What is needed →
Go through the listing and copy each line with the string "arrow".

_ _ _ _ _ _ _

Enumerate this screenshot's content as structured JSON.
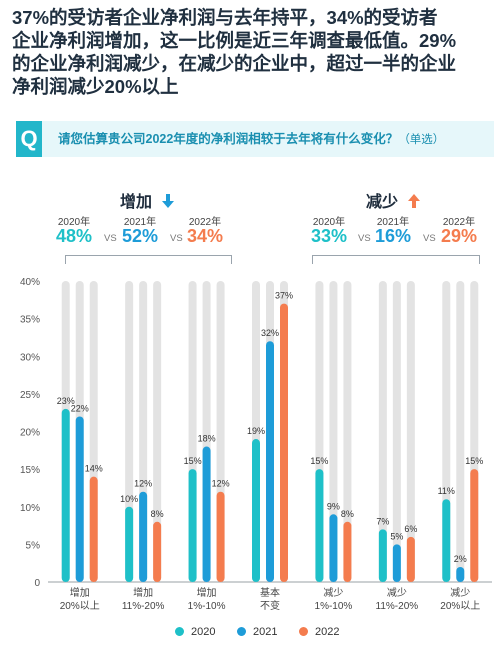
{
  "headline": [
    "37%的受访者企业净利润与去年持平，34%的受访者",
    "企业净利润增加，这一比例是近三年调查最低值。29%",
    "的企业净利润减少，在减少的企业中，超过一半的企业",
    "净利润减少20%以上"
  ],
  "question": {
    "badge": "Q",
    "text": "请您估算贵公司2022年度的净利润相较于去年将有什么变化？",
    "hint": "（单选）"
  },
  "summary": {
    "increase": {
      "title": "增加",
      "arrow_icon": "arrow-down-icon",
      "years": [
        "2020年",
        "2021年",
        "2022年"
      ],
      "values": [
        "48%",
        "52%",
        "34%"
      ],
      "vs": "VS"
    },
    "decrease": {
      "title": "减少",
      "arrow_icon": "arrow-up-icon",
      "years": [
        "2020年",
        "2021年",
        "2022年"
      ],
      "values": [
        "33%",
        "16%",
        "29%"
      ],
      "vs": "VS"
    }
  },
  "colors": {
    "2020": "#1ec0c8",
    "2021": "#1e9cd8",
    "2022": "#f47c4e",
    "track": "#e3e3e3",
    "accent_blue": "#1e9cd8",
    "accent_orange": "#f47c4e"
  },
  "chart_data": {
    "type": "bar",
    "categories": [
      [
        "增加",
        "20%以上"
      ],
      [
        "增加",
        "11%-20%"
      ],
      [
        "增加",
        "1%-10%"
      ],
      [
        "基本",
        "不变"
      ],
      [
        "减少",
        "1%-10%"
      ],
      [
        "减少",
        "11%-20%"
      ],
      [
        "减少",
        "20%以上"
      ]
    ],
    "series": [
      {
        "name": "2020",
        "values": [
          23,
          10,
          15,
          19,
          15,
          7,
          11
        ]
      },
      {
        "name": "2021",
        "values": [
          22,
          12,
          18,
          32,
          9,
          5,
          2
        ]
      },
      {
        "name": "2022",
        "values": [
          14,
          8,
          12,
          37,
          8,
          6,
          15
        ]
      }
    ],
    "ylim": [
      0,
      40
    ],
    "yticks": [
      "0",
      "5%",
      "10%",
      "15%",
      "20%",
      "25%",
      "30%",
      "35%",
      "40%"
    ],
    "value_suffix": "%",
    "grid": false,
    "legend_position": "bottom-center"
  }
}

_ _ _ _ _ _ _

Full solution →
      "arrow_icon": "arrow-down-icon",
      "arrow_icon": "arrow-up-icon",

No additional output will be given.